Collect every line of the records below that contains the word "label".

--- START OF SUPPLIED INFORMATION ---

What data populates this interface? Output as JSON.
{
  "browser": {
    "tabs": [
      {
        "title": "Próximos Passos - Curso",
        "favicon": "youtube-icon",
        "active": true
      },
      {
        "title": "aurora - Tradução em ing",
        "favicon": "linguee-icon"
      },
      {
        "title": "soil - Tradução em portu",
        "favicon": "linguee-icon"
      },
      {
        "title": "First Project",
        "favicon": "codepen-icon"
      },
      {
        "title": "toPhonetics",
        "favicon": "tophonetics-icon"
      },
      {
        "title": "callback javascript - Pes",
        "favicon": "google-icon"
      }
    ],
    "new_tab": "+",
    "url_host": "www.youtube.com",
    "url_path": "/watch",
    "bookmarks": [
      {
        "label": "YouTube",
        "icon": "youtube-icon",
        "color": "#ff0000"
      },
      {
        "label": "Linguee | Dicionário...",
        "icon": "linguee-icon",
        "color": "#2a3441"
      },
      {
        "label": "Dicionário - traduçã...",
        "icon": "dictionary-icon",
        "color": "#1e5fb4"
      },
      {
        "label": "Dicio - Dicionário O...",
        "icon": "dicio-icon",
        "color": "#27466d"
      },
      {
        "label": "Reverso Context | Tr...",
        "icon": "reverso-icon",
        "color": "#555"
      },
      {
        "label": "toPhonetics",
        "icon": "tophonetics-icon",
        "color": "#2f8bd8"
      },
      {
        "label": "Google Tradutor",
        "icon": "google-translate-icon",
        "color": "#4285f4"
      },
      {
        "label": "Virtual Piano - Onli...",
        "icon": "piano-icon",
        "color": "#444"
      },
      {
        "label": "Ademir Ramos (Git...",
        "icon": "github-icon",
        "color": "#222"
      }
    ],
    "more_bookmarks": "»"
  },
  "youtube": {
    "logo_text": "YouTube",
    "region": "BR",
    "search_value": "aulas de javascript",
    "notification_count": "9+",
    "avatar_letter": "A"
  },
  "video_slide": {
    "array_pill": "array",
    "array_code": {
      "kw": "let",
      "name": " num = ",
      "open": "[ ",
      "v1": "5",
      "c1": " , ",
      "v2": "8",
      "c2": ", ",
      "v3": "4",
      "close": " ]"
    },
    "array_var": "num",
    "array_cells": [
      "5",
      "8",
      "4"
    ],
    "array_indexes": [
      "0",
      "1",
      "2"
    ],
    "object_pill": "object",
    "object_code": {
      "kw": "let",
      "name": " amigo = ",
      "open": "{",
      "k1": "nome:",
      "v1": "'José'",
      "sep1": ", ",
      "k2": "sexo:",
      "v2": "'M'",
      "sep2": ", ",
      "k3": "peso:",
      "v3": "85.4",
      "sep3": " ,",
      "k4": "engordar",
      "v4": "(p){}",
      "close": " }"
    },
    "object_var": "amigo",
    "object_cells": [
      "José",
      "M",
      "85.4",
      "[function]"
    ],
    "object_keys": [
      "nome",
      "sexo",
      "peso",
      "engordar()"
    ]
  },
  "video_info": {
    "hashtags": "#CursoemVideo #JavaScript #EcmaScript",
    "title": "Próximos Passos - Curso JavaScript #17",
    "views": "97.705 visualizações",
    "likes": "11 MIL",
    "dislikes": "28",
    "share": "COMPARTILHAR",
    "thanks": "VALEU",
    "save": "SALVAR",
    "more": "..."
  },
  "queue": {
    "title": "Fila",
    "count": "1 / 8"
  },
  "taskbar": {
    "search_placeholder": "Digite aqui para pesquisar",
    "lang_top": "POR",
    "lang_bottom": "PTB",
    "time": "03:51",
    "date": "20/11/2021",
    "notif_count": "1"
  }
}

--- END OF SUPPLIED INFORMATION ---

# [CORRECT ANSWER]
        "label": "YouTube",
        "label": "Linguee | Dicionário...",
        "label": "Dicionário - traduçã...",
        "label": "Dicio - Dicionário O...",
        "label": "Reverso Context | Tr...",
        "label": "toPhonetics",
        "label": "Google Tradutor",
        "label": "Virtual Piano - Onli...",
        "label": "Ademir Ramos (Git...",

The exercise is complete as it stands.